Written task: From the entries below, copy every line holding the word "ménagers".

[Entries from a visual dataset]
....................
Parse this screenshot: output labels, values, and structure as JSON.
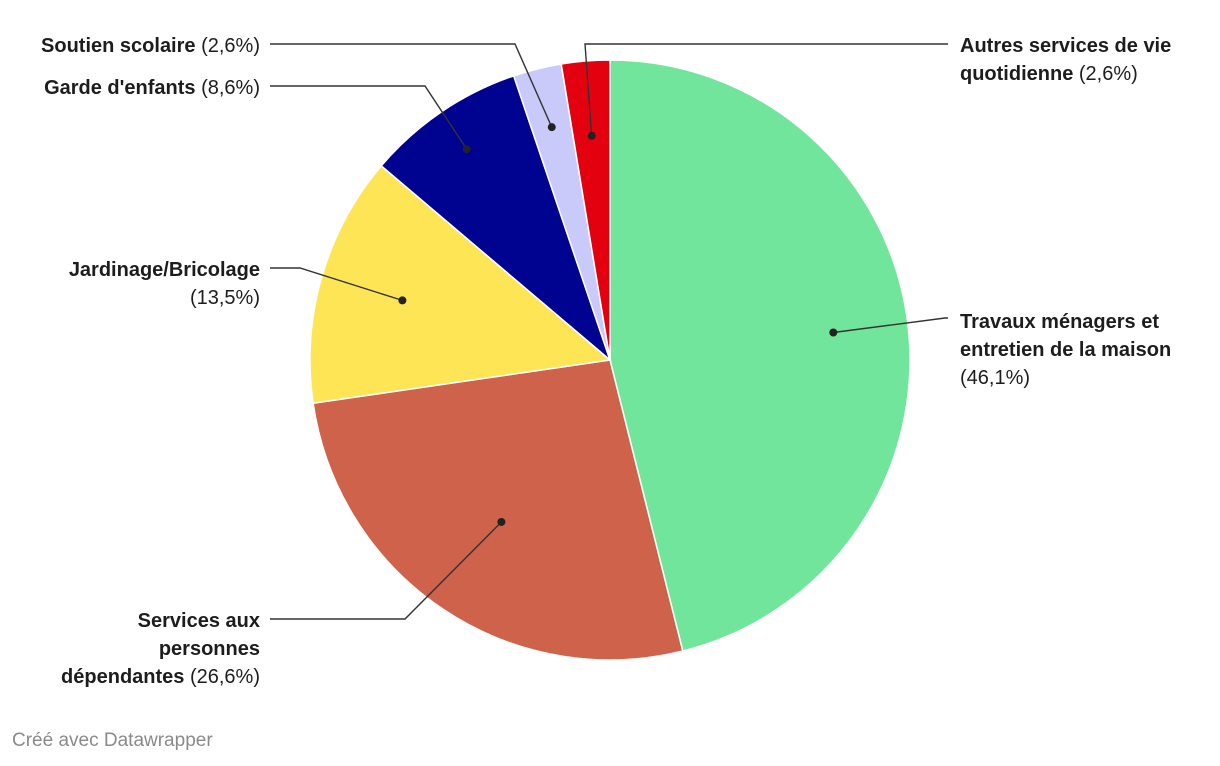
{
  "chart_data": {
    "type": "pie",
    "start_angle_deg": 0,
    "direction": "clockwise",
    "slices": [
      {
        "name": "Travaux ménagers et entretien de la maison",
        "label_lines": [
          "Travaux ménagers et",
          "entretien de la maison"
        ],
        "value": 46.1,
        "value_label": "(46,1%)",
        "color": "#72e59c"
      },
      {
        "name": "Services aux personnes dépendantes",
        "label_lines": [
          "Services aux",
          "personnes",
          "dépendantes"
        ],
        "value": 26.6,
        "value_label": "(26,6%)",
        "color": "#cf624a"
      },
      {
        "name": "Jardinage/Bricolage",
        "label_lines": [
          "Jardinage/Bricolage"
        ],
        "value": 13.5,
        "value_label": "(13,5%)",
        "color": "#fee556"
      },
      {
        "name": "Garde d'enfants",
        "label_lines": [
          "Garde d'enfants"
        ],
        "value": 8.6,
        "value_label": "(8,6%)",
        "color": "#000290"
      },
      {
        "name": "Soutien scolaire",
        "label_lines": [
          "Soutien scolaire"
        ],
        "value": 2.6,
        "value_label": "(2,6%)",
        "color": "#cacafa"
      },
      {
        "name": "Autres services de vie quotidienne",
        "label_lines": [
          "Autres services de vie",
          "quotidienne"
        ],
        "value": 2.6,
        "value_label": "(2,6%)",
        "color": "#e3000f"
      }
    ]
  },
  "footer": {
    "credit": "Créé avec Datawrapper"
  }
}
....................
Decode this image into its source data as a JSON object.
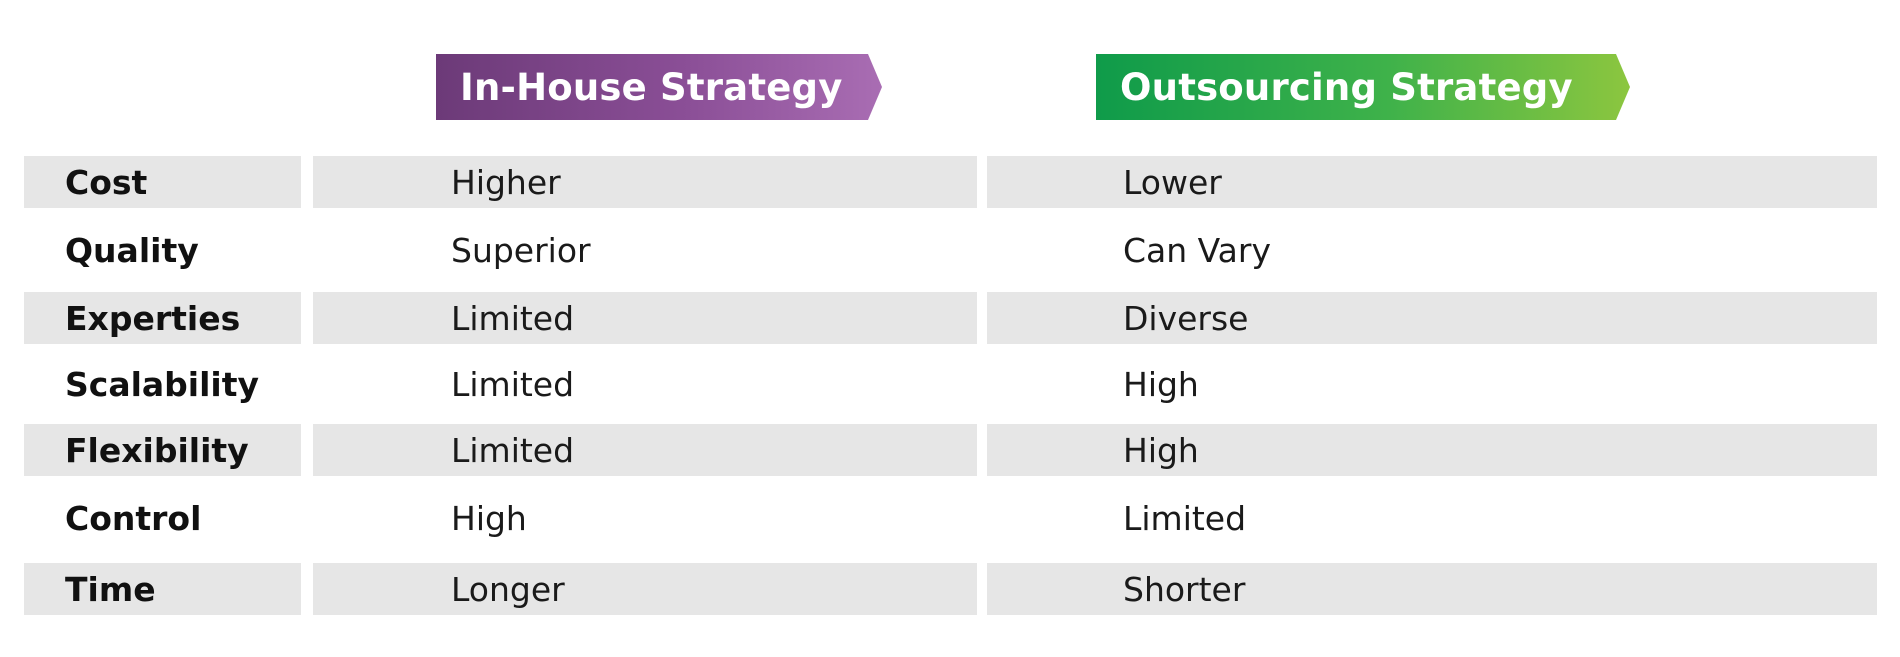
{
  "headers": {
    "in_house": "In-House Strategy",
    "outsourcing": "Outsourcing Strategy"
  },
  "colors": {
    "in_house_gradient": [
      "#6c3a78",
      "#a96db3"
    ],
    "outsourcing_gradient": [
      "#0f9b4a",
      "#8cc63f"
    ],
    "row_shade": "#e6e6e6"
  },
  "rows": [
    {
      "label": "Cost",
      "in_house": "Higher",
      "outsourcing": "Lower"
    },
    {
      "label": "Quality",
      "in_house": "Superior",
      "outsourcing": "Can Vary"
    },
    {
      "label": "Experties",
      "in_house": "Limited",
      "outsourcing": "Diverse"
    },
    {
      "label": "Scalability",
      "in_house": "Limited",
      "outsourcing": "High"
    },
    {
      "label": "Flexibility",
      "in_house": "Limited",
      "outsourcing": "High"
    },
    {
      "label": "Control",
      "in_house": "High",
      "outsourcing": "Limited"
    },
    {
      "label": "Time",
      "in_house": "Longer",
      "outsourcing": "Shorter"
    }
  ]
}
....................
Solution for this problem:
        "name": "Travaux ménagers et entretien de la maison",
          "Travaux ménagers et",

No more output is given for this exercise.